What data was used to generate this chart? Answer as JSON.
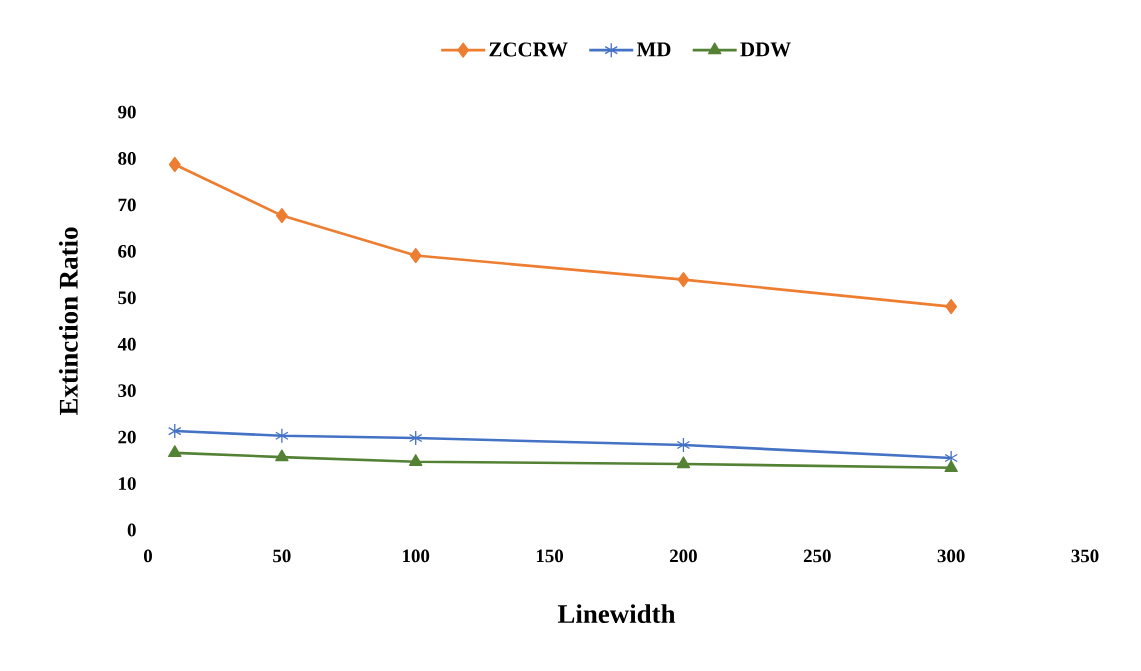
{
  "chart_data": {
    "type": "line",
    "xlabel": "Linewidth",
    "ylabel": "Extinction  Ratio",
    "xlim": [
      0,
      350
    ],
    "xticks": [
      0,
      50,
      100,
      150,
      200,
      250,
      300,
      350
    ],
    "ylim": [
      0,
      90
    ],
    "yticks": [
      0,
      10,
      20,
      30,
      40,
      50,
      60,
      70,
      80,
      90
    ],
    "grid": false,
    "legend": "top",
    "line_style": "solid",
    "series": [
      {
        "name": "ZCCRW",
        "color": "#ed7d31",
        "marker": "diamond",
        "x": [
          10,
          50,
          100,
          200,
          300
        ],
        "values": [
          78.7,
          67.7,
          59.1,
          53.9,
          48.1
        ]
      },
      {
        "name": "MD",
        "color": "#4472c4",
        "marker": "cross",
        "x": [
          10,
          50,
          100,
          200,
          300
        ],
        "values": [
          21.3,
          20.3,
          19.8,
          18.3,
          15.5
        ]
      },
      {
        "name": "DDW",
        "color": "#548235",
        "marker": "triangle",
        "x": [
          10,
          50,
          100,
          200,
          300
        ],
        "values": [
          16.6,
          15.7,
          14.7,
          14.2,
          13.4
        ]
      }
    ]
  }
}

========================================================================

◆ REQUEST
Make a list of all lines in the data that contain "color".

◆ WRITTEN ANSWER
        "color": "#ed7d31",
        "color": "#4472c4",
        "color": "#548235",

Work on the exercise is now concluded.